◆ TASK PROMPT ◆
Set down the full listing exactly as given. Any pictures are to be left out.

○ ○ ○

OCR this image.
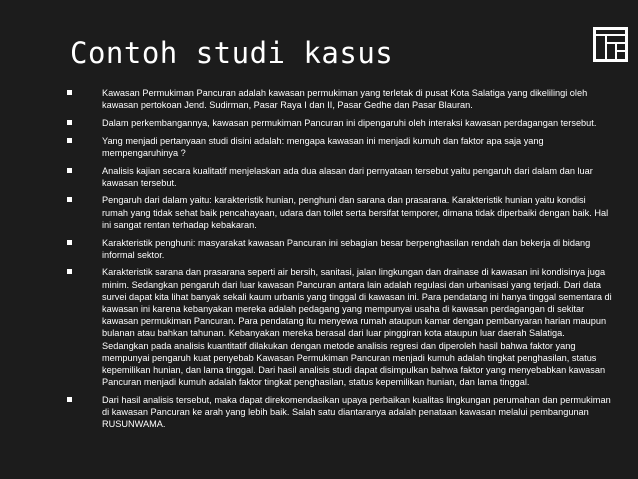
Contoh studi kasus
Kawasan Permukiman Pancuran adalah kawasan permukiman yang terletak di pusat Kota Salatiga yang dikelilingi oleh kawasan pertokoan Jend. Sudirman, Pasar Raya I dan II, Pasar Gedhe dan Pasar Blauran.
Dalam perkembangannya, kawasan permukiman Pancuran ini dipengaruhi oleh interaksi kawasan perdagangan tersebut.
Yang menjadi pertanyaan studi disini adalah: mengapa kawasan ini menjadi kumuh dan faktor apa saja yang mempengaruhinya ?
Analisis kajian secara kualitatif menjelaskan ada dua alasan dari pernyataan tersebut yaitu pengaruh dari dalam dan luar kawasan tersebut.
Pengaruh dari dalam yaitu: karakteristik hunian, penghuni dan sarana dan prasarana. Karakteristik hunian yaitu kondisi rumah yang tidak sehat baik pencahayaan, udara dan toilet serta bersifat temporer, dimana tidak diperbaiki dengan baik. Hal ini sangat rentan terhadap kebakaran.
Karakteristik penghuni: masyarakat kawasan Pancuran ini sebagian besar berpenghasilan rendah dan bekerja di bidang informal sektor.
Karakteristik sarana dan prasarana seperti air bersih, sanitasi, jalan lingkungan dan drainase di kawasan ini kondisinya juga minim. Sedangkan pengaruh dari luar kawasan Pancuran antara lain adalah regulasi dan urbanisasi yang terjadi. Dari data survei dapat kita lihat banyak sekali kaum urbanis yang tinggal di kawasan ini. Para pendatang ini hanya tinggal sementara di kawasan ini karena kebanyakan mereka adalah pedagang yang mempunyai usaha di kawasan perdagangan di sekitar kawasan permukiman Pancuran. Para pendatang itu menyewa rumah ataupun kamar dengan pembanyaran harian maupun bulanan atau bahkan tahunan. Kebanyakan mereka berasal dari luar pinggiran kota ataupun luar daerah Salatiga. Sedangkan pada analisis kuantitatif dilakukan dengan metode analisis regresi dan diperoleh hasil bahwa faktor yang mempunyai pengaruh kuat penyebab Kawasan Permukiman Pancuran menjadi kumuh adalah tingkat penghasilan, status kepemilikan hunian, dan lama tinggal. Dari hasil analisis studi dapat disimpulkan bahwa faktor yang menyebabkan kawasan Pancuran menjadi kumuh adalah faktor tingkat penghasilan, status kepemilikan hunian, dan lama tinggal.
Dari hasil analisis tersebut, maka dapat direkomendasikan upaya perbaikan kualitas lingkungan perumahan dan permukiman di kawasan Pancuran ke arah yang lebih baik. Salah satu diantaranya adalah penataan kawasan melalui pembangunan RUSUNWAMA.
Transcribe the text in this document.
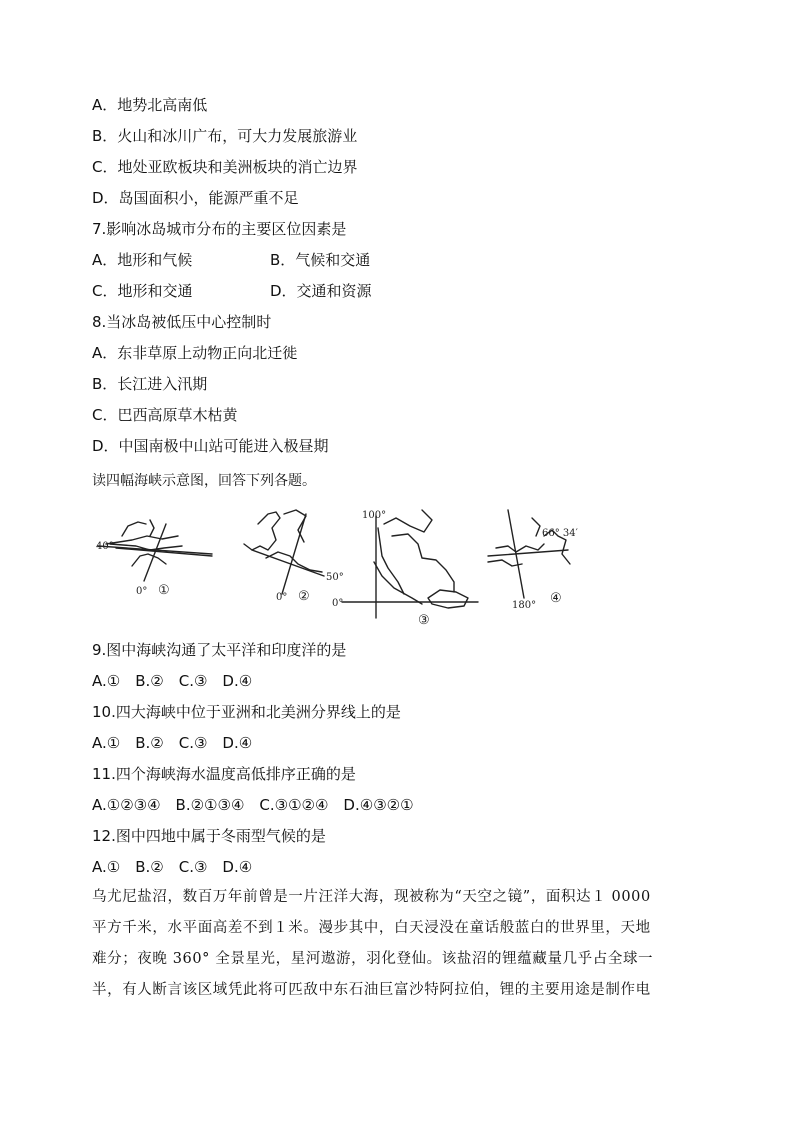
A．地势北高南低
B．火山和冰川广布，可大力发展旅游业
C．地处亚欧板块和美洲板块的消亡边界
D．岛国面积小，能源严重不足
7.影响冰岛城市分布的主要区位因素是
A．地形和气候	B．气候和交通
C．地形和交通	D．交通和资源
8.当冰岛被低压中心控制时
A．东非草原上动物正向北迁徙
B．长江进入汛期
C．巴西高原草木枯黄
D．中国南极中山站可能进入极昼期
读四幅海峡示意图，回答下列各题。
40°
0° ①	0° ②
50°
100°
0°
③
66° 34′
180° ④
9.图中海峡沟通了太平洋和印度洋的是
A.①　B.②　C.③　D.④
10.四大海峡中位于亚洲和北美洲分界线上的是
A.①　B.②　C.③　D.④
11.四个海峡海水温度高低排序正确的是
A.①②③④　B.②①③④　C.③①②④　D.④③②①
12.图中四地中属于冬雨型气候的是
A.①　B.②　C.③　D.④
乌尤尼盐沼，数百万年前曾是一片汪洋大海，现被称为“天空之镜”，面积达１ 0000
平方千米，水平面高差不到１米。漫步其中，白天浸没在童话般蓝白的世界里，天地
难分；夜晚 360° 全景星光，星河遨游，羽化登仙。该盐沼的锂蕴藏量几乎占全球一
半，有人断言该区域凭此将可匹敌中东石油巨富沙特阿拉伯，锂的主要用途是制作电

○ ○ ○

◆ FULL SOLUTION ◆
OCR this image.
Contoh studi kasus
Kawasan Permukiman Pancuran adalah kawasan permukiman yang terletak di pusat Kota Salatiga yang dikelilingi oleh kawasan pertokoan Jend. Sudirman, Pasar Raya I dan II, Pasar Gedhe dan Pasar Blauran.
Dalam perkembangannya, kawasan permukiman Pancuran ini dipengaruhi oleh interaksi kawasan perdagangan tersebut.
Yang menjadi pertanyaan studi disini adalah: mengapa kawasan ini menjadi kumuh dan faktor apa saja yang mempengaruhinya ?
Analisis kajian secara kualitatif menjelaskan ada dua alasan dari pernyataan tersebut yaitu pengaruh dari dalam dan luar kawasan tersebut.
Pengaruh dari dalam yaitu: karakteristik hunian, penghuni dan sarana dan prasarana. Karakteristik hunian yaitu kondisi rumah yang tidak sehat baik pencahayaan, udara dan toilet serta bersifat temporer, dimana tidak diperbaiki dengan baik. Hal ini sangat rentan terhadap kebakaran.
Karakteristik penghuni: masyarakat kawasan Pancuran ini sebagian besar berpenghasilan rendah dan bekerja di bidang informal sektor.
Karakteristik sarana dan prasarana seperti air bersih, sanitasi, jalan lingkungan dan drainase di kawasan ini kondisinya juga minim. Sedangkan pengaruh dari luar kawasan Pancuran antara lain adalah regulasi dan urbanisasi yang terjadi. Dari data survei dapat kita lihat banyak sekali kaum urbanis yang tinggal di kawasan ini. Para pendatang ini hanya tinggal sementara di kawasan ini karena kebanyakan mereka adalah pedagang yang mempunyai usaha di kawasan perdagangan di sekitar kawasan permukiman Pancuran. Para pendatang itu menyewa rumah ataupun kamar dengan pembanyaran harian maupun bulanan atau bahkan tahunan. Kebanyakan mereka berasal dari luar pinggiran kota ataupun luar daerah Salatiga. Sedangkan pada analisis kuantitatif dilakukan dengan metode analisis regresi dan diperoleh hasil bahwa faktor yang mempunyai pengaruh kuat penyebab Kawasan Permukiman Pancuran menjadi kumuh adalah tingkat penghasilan, status kepemilikan hunian, dan lama tinggal. Dari hasil analisis studi dapat disimpulkan bahwa faktor yang menyebabkan kawasan Pancuran menjadi kumuh adalah faktor tingkat penghasilan, status kepemilikan hunian, dan lama tinggal.
Dari hasil analisis tersebut, maka dapat direkomendasikan upaya perbaikan kualitas lingkungan perumahan dan permukiman di kawasan Pancuran ke arah yang lebih baik. Salah satu diantaranya adalah penataan kawasan melalui pembangunan RUSUNWAMA.
Transcribe the text in this document.
A．地势北高南低
B．火山和冰川广布，可大力发展旅游业
C．地处亚欧板块和美洲板块的消亡边界
D．岛国面积小，能源严重不足
7.影响冰岛城市分布的主要区位因素是
A．地形和气候	B．气候和交通
C．地形和交通	D．交通和资源
8.当冰岛被低压中心控制时
A．东非草原上动物正向北迁徙
B．长江进入汛期
C．巴西高原草木枯黄
D．中国南极中山站可能进入极昼期
读四幅海峡示意图，回答下列各题。
40°
0° ①	0° ②
50°
100°
0°
③
66° 34′
180° ④
9.图中海峡沟通了太平洋和印度洋的是
A.①　B.②　C.③　D.④
10.四大海峡中位于亚洲和北美洲分界线上的是
A.①　B.②　C.③　D.④
11.四个海峡海水温度高低排序正确的是
A.①②③④　B.②①③④　C.③①②④　D.④③②①
12.图中四地中属于冬雨型气候的是
A.①　B.②　C.③　D.④
乌尤尼盐沼，数百万年前曾是一片汪洋大海，现被称为“天空之镜”，面积达１ 0000
平方千米，水平面高差不到１米。漫步其中，白天浸没在童话般蓝白的世界里，天地
难分；夜晚 360° 全景星光，星河遨游，羽化登仙。该盐沼的锂蕴藏量几乎占全球一
半，有人断言该区域凭此将可匹敌中东石油巨富沙特阿拉伯，锂的主要用途是制作电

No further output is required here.